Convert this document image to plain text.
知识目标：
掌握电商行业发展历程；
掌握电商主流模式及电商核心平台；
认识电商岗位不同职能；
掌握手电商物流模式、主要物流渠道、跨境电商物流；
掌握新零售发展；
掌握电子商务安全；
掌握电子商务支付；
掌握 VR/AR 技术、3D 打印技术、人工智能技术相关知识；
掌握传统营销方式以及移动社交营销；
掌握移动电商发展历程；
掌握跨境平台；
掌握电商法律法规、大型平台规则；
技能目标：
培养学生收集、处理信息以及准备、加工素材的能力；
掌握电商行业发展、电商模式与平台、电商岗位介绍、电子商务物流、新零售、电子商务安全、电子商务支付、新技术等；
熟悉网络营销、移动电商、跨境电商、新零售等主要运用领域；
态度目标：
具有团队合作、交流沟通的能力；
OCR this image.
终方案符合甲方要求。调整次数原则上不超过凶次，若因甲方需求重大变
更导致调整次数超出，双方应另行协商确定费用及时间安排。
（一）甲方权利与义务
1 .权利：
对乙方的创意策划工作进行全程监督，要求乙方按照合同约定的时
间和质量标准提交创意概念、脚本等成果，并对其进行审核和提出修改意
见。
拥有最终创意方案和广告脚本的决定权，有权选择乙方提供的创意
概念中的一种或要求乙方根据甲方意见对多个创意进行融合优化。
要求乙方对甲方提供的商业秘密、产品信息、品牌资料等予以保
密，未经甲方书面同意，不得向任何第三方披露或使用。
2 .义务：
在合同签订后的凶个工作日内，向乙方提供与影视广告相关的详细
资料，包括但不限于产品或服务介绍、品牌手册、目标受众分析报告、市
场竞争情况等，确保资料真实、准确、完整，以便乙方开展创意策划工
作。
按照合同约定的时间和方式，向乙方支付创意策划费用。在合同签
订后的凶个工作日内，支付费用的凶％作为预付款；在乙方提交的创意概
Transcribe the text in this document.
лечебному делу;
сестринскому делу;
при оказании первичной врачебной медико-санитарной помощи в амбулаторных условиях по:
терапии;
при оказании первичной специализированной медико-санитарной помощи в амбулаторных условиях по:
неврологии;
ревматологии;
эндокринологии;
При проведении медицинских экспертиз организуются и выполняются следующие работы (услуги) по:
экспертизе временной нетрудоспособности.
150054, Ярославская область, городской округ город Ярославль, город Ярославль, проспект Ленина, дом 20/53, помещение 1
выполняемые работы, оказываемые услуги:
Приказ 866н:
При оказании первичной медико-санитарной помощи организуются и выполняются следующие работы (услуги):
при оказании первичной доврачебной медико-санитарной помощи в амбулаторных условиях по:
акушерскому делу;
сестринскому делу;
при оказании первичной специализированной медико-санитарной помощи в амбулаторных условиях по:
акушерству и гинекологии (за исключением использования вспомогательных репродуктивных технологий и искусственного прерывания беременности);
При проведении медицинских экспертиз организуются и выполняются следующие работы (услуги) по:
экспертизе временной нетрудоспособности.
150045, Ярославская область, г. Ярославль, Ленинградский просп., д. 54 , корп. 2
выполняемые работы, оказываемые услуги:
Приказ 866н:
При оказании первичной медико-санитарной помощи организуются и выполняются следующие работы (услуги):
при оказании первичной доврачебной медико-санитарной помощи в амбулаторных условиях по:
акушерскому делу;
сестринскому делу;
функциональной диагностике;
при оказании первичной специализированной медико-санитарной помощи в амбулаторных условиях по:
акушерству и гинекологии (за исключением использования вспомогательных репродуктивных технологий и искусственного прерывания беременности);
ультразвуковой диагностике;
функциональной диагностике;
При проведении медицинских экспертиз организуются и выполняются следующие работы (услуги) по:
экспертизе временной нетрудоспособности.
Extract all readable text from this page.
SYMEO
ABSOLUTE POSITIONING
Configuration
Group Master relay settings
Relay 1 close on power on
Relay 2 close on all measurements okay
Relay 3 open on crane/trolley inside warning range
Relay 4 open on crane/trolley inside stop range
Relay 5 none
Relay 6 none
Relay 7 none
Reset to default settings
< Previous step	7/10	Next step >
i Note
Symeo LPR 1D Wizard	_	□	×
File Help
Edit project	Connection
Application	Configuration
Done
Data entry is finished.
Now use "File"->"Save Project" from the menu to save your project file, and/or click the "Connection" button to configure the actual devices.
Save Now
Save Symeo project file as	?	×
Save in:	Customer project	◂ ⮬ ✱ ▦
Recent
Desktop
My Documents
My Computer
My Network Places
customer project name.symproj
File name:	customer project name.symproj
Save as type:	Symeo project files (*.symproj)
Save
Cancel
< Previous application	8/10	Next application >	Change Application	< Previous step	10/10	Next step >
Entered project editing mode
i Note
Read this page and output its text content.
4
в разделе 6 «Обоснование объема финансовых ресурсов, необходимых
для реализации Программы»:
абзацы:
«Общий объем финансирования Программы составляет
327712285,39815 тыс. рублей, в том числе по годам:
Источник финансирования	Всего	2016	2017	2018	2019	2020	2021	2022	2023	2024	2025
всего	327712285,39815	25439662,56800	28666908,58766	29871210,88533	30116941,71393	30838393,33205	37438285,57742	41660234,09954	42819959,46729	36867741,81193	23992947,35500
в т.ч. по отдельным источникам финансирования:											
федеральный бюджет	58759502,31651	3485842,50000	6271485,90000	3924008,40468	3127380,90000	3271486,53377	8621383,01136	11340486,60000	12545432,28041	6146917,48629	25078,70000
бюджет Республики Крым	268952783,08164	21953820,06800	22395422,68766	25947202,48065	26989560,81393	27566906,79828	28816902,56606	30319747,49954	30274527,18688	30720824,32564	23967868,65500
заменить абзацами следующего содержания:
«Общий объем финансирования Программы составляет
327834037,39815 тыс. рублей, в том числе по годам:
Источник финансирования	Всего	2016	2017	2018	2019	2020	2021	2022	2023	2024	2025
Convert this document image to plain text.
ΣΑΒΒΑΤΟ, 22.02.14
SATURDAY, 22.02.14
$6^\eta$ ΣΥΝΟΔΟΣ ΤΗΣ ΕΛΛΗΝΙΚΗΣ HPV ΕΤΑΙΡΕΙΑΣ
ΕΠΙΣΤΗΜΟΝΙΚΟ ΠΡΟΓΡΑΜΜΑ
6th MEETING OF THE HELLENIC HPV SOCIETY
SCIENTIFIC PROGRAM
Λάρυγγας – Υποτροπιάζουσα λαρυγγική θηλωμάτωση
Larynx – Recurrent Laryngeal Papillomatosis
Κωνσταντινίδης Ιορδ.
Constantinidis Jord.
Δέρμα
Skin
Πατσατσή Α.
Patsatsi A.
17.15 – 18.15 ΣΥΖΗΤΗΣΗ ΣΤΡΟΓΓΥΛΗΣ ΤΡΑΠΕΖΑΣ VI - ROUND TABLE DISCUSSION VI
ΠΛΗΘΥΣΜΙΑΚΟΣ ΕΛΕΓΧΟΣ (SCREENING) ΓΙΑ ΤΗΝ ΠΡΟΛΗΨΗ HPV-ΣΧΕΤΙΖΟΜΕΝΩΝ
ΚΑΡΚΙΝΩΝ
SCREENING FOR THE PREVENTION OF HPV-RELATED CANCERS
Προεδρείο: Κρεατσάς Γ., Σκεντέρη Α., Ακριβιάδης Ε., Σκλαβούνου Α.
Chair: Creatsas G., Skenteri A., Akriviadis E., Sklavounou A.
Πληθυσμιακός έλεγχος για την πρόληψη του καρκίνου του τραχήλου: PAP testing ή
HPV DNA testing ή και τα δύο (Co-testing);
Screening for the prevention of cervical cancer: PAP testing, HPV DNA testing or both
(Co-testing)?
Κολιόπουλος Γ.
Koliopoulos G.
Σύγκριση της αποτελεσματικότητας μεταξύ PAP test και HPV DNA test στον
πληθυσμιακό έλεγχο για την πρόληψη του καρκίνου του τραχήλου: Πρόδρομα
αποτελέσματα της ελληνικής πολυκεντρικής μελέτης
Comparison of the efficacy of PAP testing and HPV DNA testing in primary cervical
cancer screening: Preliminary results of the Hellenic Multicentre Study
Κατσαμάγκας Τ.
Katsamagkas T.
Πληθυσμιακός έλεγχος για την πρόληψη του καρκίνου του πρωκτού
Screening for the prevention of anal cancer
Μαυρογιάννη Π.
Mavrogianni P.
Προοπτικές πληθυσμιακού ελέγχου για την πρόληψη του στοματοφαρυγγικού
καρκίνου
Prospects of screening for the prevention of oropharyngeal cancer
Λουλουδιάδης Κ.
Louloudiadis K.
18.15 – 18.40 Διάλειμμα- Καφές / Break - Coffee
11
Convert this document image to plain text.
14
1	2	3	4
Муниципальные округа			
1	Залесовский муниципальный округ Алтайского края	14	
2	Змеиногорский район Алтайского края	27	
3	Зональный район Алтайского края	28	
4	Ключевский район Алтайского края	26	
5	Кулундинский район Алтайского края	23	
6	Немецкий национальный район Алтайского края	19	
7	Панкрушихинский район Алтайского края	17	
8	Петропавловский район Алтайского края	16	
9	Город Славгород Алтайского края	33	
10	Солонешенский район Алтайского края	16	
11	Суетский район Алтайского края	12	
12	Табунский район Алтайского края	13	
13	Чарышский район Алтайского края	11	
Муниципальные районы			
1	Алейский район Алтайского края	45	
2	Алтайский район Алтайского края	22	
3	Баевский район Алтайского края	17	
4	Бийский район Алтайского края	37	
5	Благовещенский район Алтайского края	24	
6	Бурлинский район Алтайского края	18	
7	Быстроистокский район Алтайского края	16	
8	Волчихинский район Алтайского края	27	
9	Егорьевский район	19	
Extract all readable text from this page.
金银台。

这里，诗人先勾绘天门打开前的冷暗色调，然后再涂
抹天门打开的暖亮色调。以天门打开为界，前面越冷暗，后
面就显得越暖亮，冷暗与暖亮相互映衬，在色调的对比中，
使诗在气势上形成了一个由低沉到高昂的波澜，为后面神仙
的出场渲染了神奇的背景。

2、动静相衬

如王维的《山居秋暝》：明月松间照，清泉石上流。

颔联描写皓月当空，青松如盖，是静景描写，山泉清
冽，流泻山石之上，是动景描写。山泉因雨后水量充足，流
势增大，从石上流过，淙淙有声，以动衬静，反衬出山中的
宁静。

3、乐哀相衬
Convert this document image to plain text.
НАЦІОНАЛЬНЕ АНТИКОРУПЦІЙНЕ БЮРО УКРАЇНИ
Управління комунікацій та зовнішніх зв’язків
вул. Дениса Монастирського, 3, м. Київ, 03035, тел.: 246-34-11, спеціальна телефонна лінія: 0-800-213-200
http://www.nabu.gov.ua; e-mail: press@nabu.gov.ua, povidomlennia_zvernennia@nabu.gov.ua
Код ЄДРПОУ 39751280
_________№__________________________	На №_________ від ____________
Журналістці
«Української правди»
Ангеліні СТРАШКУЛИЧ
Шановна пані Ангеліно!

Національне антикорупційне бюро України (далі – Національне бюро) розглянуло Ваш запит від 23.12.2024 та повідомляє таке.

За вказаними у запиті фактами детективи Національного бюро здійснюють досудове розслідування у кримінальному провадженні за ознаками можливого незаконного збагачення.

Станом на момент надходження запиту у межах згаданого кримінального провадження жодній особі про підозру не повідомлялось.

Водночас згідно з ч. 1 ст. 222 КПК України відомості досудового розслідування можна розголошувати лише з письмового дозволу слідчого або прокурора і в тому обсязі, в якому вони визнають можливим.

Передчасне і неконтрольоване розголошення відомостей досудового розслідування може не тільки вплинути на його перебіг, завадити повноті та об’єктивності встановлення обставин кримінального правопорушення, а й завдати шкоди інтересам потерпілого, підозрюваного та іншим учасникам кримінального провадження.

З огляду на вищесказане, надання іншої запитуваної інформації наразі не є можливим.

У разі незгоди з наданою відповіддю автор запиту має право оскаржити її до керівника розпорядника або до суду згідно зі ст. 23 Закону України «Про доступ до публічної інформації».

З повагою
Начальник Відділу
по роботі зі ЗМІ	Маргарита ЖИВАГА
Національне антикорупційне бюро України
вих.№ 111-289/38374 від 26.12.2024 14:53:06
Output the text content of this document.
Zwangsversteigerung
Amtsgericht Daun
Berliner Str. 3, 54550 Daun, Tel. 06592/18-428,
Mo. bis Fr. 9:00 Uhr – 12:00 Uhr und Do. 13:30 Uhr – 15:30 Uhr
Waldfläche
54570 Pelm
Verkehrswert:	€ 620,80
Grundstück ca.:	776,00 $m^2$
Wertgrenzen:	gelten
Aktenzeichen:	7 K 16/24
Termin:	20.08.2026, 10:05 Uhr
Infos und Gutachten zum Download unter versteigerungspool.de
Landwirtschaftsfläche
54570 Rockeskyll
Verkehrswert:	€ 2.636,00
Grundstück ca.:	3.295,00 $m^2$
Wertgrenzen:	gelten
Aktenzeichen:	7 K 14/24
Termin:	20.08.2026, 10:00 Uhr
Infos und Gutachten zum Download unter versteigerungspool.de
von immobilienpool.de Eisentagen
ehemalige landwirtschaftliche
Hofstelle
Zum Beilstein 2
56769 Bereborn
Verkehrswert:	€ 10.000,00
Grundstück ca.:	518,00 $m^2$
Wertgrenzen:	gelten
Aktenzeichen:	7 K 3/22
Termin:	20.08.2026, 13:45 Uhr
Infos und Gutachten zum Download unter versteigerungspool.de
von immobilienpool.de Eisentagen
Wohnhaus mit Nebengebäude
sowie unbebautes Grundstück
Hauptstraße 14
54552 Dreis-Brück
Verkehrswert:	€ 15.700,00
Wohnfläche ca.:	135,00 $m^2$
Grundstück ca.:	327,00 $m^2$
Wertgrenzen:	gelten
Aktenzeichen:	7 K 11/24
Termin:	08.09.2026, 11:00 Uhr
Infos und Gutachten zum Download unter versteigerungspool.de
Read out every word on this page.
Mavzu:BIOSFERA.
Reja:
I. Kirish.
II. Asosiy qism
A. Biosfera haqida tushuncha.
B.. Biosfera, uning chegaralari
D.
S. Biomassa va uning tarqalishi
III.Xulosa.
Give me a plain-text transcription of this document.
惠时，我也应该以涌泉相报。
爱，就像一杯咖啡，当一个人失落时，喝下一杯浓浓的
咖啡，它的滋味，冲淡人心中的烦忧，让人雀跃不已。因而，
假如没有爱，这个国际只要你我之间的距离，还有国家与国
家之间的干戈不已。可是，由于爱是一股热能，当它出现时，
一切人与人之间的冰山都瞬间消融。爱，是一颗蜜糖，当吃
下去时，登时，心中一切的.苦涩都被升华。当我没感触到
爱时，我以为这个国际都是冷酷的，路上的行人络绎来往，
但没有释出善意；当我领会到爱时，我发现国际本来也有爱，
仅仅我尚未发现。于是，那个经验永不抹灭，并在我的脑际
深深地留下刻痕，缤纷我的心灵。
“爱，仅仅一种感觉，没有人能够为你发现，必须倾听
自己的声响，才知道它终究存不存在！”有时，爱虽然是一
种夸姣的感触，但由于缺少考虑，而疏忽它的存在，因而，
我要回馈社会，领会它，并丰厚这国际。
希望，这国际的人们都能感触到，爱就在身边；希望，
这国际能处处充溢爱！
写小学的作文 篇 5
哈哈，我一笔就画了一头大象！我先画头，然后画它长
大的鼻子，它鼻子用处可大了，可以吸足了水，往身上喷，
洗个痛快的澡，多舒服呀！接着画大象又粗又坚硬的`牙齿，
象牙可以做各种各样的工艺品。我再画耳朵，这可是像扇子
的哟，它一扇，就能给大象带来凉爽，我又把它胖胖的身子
________________
| The request |
Gather and return every line that holds the string "range".

| Task output |
Relay 3 open on crane/trolley inside warning range
Relay 4 open on crane/trolley inside stop range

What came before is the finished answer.